Exercise goal: Report every line in the listing below where the string "impaginatore" shows up.

Listed entries:
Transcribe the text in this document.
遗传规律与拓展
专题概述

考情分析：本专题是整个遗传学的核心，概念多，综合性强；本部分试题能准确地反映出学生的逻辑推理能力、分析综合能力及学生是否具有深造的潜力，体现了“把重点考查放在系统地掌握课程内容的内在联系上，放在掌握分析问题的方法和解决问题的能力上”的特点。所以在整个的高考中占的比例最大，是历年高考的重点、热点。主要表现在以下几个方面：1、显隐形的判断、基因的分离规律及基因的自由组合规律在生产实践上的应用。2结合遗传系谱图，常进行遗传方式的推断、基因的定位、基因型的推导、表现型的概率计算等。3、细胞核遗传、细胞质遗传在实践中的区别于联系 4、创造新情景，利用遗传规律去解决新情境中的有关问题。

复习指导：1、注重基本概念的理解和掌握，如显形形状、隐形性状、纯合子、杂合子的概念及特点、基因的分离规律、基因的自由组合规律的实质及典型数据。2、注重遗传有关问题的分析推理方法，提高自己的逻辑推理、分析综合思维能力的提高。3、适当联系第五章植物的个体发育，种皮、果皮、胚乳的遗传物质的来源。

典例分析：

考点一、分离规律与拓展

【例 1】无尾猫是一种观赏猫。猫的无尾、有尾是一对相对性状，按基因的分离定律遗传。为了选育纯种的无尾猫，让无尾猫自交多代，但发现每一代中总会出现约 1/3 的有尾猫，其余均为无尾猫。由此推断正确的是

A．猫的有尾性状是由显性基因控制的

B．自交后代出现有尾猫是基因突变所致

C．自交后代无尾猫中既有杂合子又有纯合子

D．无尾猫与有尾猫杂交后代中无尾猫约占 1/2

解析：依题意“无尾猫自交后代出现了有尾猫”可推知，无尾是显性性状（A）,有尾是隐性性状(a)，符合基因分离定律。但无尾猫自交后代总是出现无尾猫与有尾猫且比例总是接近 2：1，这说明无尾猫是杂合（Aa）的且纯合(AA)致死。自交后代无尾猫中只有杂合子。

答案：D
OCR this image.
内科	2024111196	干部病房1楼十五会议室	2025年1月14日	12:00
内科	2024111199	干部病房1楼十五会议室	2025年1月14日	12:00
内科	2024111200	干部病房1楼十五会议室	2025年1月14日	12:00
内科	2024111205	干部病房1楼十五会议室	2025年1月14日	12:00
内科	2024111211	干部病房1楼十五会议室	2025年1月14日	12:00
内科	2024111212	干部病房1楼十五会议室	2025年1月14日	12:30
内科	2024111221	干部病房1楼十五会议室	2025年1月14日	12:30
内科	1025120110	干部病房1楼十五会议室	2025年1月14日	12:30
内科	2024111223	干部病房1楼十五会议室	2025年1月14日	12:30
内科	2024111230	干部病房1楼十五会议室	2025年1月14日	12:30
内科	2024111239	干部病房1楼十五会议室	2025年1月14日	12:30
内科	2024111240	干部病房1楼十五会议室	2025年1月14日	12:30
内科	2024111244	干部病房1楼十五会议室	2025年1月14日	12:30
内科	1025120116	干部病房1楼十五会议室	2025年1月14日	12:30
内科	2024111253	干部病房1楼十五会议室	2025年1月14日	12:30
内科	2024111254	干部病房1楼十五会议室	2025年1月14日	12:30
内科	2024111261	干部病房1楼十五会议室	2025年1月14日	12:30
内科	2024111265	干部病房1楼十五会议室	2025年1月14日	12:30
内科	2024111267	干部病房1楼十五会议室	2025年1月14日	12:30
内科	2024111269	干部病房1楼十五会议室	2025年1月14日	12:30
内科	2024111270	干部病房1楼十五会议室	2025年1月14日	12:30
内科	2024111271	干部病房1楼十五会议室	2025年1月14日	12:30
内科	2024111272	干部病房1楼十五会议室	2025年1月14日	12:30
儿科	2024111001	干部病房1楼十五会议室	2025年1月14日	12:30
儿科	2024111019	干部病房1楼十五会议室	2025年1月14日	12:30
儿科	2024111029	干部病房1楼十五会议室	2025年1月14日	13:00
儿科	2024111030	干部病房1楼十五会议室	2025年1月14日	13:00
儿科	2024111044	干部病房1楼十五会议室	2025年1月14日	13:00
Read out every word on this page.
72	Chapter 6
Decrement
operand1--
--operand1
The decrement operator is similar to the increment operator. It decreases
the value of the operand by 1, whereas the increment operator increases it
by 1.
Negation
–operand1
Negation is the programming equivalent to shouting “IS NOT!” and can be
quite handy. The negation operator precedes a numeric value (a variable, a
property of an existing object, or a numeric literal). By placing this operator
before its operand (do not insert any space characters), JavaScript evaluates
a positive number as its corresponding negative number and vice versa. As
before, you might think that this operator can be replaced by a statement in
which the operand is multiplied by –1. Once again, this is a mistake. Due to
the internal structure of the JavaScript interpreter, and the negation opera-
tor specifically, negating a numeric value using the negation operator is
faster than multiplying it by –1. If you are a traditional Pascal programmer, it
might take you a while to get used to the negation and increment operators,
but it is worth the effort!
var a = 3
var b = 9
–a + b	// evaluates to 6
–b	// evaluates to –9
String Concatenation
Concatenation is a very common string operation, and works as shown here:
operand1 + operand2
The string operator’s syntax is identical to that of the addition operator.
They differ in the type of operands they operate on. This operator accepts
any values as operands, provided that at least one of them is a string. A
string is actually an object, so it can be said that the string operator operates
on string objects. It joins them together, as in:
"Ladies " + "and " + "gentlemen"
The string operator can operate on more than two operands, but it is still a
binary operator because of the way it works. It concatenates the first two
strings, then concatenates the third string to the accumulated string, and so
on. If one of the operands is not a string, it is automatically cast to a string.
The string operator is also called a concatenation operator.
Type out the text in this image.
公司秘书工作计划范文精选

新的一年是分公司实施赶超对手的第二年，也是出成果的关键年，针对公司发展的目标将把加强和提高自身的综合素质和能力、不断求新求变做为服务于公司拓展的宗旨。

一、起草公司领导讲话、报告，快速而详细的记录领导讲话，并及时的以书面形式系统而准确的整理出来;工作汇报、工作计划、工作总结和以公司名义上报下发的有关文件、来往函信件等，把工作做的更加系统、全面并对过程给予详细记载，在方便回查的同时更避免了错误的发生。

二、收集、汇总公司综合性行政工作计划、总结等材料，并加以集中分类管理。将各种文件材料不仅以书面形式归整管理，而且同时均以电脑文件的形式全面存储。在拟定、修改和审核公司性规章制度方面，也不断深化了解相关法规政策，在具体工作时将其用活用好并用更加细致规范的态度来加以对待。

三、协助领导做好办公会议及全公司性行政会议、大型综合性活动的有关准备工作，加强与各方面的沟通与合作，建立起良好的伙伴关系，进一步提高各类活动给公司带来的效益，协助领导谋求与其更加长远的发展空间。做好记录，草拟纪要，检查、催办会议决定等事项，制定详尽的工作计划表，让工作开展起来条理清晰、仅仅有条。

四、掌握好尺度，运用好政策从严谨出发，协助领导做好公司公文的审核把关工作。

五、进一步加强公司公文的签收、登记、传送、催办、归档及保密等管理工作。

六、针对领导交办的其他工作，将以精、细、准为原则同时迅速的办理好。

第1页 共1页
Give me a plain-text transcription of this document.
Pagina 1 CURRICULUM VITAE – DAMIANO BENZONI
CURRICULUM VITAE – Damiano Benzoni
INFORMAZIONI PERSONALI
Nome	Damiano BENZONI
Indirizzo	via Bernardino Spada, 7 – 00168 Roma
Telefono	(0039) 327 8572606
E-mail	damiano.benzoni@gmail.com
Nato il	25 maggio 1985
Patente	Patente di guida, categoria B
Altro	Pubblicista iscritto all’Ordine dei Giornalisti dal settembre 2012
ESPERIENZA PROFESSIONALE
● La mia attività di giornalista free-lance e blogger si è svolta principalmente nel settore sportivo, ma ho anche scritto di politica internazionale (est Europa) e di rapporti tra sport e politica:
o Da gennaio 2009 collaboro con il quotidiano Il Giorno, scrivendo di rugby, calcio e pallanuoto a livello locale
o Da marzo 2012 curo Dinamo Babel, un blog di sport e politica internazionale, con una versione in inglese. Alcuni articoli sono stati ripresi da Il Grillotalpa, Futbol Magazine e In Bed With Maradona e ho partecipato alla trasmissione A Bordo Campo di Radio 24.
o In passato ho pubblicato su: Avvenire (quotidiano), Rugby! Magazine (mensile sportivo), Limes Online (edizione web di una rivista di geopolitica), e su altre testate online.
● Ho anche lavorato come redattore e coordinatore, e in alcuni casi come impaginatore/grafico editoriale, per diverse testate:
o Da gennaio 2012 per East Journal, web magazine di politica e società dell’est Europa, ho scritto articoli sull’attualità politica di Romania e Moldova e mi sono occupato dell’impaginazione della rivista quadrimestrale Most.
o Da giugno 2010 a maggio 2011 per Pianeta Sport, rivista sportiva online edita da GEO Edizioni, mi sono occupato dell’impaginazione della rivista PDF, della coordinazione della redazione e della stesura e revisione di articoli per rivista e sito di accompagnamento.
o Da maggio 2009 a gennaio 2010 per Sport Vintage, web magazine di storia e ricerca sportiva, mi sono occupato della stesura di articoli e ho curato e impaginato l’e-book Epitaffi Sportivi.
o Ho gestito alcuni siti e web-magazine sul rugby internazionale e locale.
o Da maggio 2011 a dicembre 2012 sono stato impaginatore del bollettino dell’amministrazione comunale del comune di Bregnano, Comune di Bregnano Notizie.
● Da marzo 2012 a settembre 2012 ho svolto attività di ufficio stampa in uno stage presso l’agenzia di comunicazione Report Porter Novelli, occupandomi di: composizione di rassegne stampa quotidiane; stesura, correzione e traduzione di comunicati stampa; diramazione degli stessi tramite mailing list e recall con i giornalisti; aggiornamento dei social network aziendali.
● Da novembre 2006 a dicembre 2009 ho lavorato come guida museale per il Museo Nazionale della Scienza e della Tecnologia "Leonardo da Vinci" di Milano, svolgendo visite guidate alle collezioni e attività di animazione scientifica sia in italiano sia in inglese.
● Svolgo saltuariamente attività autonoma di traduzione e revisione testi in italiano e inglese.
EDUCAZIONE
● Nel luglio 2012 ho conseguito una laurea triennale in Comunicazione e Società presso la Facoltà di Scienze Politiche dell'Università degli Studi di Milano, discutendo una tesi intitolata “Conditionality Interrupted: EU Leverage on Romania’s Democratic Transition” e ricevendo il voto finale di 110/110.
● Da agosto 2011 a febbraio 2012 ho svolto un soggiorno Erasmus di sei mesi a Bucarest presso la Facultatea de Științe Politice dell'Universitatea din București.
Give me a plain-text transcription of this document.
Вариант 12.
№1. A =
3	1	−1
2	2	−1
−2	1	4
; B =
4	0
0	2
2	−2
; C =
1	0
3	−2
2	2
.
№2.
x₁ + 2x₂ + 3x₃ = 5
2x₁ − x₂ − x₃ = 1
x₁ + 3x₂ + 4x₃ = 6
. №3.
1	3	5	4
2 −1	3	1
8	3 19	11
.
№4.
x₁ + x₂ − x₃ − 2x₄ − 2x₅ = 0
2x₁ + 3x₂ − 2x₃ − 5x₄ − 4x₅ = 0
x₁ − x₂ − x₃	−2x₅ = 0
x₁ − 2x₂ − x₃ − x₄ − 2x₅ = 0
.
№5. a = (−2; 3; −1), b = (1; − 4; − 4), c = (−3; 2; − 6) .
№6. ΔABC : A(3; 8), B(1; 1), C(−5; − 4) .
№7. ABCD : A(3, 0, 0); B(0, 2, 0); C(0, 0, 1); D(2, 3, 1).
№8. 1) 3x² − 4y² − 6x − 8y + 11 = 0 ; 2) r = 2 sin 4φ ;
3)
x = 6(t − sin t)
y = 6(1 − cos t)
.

The answer:
● Ho anche lavorato come redattore e coordinatore, e in alcuni casi come impaginatore/grafico editoriale, per diverse testate:
o Da maggio 2011 a dicembre 2012 sono stato impaginatore del bollettino dell’amministrazione comunale del comune di Bregnano, Comune di Bregnano Notizie.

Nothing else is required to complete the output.